## Given request
Extract all lines that hold "incorporates" from the records below.

Begin Excerpted data

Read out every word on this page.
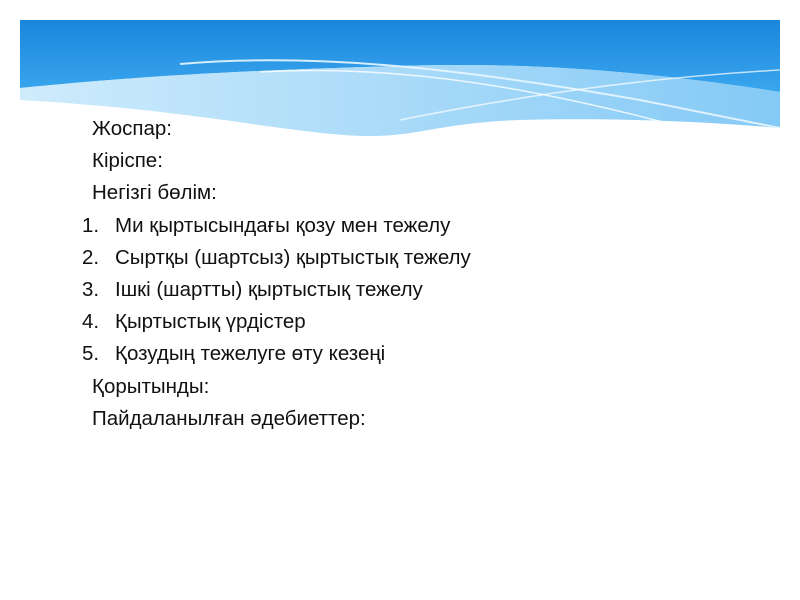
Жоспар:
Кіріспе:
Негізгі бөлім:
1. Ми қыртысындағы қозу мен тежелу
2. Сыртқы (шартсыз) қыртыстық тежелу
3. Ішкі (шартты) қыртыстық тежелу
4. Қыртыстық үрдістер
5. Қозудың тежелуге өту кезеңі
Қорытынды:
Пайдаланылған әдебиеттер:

End Excerpted data
Begin Excerpted data

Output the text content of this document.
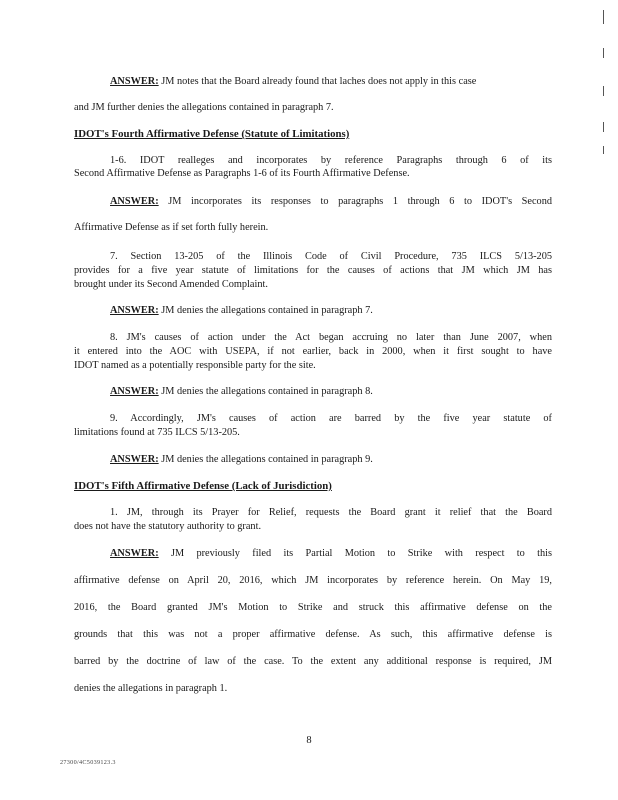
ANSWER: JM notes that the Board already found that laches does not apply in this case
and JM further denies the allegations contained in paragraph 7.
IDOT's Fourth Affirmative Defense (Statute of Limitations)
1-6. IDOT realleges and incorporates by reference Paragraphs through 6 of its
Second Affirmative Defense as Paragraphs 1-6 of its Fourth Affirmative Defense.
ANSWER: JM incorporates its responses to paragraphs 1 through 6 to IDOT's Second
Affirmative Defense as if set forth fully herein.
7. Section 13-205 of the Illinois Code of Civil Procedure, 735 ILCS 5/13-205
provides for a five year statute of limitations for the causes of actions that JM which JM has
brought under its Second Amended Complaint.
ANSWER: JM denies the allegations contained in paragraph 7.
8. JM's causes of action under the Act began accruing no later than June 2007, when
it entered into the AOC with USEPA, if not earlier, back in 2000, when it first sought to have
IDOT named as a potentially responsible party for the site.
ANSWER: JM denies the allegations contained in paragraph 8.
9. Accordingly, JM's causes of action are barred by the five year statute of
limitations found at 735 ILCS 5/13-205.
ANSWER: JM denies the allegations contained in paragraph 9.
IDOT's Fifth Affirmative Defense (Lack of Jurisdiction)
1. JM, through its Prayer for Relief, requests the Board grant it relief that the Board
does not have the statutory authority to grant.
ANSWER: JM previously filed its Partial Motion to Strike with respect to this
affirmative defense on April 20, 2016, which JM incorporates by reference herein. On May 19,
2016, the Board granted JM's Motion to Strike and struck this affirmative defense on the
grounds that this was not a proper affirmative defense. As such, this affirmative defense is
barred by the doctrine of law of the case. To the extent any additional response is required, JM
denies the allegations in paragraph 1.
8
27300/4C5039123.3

End Excerpted data
Begin Excerpted data

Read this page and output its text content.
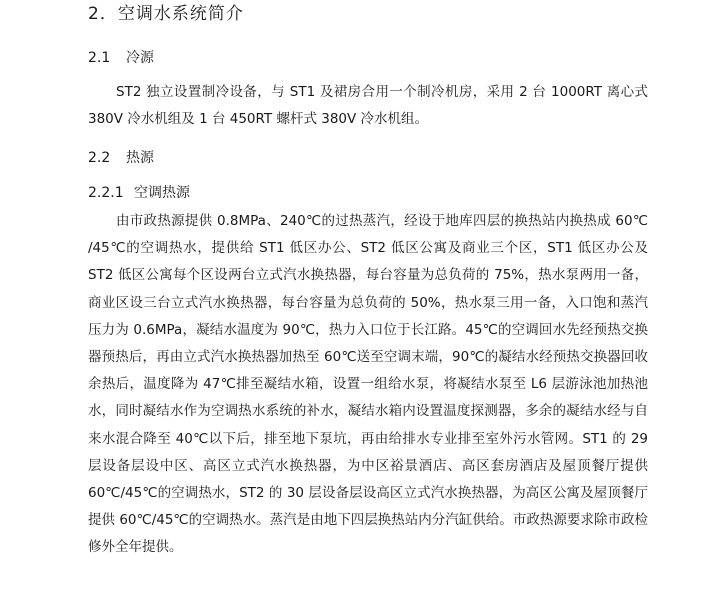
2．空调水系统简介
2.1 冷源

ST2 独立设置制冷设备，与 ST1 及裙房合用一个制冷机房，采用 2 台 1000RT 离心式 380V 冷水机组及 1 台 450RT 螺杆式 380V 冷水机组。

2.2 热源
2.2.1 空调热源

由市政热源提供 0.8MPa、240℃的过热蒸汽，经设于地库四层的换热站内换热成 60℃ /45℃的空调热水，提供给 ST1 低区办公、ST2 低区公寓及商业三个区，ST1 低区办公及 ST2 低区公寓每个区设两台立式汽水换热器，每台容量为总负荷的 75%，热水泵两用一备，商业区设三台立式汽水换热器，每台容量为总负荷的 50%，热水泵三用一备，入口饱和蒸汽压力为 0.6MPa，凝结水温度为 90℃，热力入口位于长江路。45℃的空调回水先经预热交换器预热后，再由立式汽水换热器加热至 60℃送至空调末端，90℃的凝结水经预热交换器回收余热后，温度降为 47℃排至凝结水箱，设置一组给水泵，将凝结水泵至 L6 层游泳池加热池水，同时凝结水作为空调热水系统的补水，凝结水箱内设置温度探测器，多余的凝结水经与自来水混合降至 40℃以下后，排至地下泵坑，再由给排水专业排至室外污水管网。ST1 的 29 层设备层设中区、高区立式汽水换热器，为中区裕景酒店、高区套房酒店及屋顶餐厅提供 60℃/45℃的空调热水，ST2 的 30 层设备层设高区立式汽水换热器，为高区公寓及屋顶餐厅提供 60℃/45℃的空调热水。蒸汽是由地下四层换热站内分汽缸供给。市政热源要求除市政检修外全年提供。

End Excerpted data

## Response below
1-6. IDOT realleges and incorporates by reference Paragraphs through 6 of its
ANSWER: JM incorporates its responses to paragraphs 1 through 6 to IDOT's Second
affirmative defense on April 20, 2016, which JM incorporates by reference herein. On May 19,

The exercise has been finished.